— start Provided records —

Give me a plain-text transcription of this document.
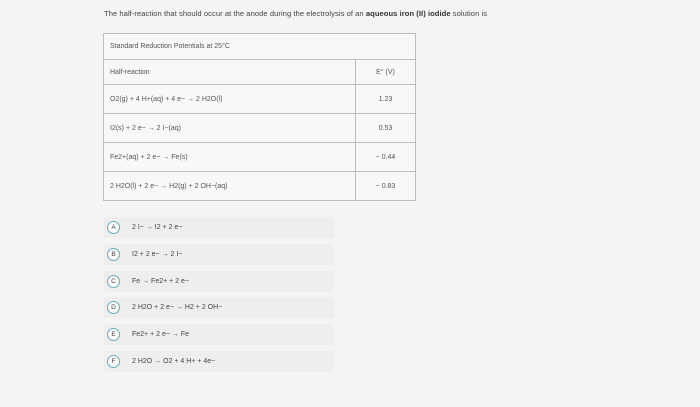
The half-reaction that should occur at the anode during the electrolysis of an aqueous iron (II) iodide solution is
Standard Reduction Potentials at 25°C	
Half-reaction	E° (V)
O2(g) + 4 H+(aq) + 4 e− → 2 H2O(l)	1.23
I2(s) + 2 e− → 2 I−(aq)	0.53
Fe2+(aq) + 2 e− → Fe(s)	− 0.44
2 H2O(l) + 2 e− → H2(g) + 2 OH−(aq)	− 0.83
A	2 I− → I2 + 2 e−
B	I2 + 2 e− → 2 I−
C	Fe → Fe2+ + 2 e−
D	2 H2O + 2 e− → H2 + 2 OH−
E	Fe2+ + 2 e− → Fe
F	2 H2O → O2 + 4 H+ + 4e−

— end Provided records —

Take the records above and transcribe them exactly, dropping every picture.

Give me a plain-text transcription of this document.
The half-reaction that should occur at the anode during the electrolysis of an aqueous iron (II) iodide solution is
Standard Reduction Potentials at 25°C	
Half-reaction	E° (V)
O2(g) + 4 H+(aq) + 4 e− → 2 H2O(l)	1.23
I2(s) + 2 e− → 2 I−(aq)	0.53
Fe2+(aq) + 2 e− → Fe(s)	− 0.44
2 H2O(l) + 2 e− → H2(g) + 2 OH−(aq)	− 0.83
A	2 I− → I2 + 2 e−
B	I2 + 2 e− → 2 I−
C	Fe → Fe2+ + 2 e−
D	2 H2O + 2 e− → H2 + 2 OH−
E	Fe2+ + 2 e− → Fe
F	2 H2O → O2 + 4 H+ + 4e−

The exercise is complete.